» WHAT THIS TASK INVOLVES
Single out each line with the word "пользования" and copy it.

------------------------------------

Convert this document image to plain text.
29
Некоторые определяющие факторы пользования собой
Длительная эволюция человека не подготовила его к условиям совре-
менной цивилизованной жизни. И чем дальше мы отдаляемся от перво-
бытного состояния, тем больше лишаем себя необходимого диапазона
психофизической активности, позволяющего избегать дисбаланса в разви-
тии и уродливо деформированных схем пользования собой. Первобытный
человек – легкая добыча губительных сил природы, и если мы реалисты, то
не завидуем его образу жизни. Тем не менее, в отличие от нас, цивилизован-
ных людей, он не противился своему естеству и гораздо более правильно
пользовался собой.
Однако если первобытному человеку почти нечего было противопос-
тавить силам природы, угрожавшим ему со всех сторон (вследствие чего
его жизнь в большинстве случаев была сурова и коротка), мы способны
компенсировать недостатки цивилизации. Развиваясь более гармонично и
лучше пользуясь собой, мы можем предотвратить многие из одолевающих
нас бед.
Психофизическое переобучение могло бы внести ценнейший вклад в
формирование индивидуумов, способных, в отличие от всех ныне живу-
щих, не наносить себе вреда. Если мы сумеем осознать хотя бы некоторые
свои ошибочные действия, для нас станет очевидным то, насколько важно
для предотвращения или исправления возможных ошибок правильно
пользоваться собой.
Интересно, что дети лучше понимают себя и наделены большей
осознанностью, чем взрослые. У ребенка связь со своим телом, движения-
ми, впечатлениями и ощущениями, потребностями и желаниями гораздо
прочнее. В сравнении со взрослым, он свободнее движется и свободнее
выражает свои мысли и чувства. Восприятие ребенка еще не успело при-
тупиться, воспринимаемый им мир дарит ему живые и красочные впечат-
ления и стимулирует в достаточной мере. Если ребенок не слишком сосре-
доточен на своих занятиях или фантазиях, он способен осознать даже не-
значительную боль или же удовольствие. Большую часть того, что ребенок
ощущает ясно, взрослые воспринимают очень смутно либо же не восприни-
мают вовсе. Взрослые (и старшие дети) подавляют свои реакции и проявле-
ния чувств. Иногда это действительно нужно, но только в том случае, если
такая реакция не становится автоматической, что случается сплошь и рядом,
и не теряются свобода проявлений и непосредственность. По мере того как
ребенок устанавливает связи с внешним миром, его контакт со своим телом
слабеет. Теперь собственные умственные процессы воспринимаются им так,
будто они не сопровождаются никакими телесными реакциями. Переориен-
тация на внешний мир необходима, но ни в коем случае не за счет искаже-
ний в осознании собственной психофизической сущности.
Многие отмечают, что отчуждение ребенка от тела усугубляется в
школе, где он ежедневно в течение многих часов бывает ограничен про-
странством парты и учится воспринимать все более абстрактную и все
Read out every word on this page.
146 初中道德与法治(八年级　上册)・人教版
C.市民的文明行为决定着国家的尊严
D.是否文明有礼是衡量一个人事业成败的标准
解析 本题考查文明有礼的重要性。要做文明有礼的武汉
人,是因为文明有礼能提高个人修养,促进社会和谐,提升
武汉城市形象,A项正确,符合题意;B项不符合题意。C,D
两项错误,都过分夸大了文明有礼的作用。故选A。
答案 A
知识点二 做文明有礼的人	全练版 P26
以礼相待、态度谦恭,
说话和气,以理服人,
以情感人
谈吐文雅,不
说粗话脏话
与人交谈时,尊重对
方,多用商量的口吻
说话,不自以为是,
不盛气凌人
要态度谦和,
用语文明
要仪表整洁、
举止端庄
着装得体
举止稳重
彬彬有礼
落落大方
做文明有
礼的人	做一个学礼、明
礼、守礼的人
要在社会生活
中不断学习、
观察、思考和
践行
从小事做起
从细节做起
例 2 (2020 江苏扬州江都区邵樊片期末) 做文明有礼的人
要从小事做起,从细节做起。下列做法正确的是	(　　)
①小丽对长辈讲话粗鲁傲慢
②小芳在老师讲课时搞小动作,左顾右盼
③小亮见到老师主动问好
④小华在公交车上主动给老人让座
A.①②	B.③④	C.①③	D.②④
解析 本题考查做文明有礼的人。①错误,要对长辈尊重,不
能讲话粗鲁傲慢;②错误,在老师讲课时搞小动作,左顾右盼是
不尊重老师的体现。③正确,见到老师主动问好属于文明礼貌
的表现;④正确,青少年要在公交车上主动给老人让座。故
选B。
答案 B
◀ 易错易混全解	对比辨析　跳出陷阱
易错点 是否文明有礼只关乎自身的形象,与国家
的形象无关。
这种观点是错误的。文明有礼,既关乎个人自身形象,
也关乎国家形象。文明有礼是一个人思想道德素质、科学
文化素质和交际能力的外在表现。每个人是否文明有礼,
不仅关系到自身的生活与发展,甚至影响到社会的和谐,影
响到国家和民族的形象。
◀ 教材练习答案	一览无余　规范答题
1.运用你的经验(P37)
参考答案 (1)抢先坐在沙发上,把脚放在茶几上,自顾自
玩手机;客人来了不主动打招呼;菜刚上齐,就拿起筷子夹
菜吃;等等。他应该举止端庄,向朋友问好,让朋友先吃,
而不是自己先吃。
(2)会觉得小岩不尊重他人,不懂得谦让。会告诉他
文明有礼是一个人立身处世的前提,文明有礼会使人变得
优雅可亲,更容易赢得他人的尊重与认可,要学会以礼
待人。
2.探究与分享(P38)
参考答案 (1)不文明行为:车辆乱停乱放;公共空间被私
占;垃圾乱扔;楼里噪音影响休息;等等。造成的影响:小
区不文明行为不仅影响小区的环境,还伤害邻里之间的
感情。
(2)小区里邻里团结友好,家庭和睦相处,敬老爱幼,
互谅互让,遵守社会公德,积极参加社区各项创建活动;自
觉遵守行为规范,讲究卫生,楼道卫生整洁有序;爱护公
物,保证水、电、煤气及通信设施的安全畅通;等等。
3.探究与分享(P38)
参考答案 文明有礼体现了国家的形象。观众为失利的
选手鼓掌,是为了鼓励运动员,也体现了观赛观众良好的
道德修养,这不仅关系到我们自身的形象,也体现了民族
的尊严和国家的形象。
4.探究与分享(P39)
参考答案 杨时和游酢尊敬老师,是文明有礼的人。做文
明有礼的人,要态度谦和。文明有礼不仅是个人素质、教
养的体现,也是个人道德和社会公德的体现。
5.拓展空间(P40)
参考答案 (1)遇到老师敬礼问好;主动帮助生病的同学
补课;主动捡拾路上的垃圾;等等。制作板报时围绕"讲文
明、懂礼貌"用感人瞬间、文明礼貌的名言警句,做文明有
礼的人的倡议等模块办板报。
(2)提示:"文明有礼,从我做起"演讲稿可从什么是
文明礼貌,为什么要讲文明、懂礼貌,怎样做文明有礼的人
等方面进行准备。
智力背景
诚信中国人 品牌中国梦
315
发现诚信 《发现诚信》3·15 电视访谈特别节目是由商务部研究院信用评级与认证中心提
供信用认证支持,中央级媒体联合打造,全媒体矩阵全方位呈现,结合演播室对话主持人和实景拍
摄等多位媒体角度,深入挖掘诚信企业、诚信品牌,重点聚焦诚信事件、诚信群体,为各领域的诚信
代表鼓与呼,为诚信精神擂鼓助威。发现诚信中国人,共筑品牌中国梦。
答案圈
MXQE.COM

------------------------------------

» SOLUTION TO THIS PROBLEM
Некоторые определяющие факторы пользования собой
тии и уродливо деформированных схем пользования собой. Первобытный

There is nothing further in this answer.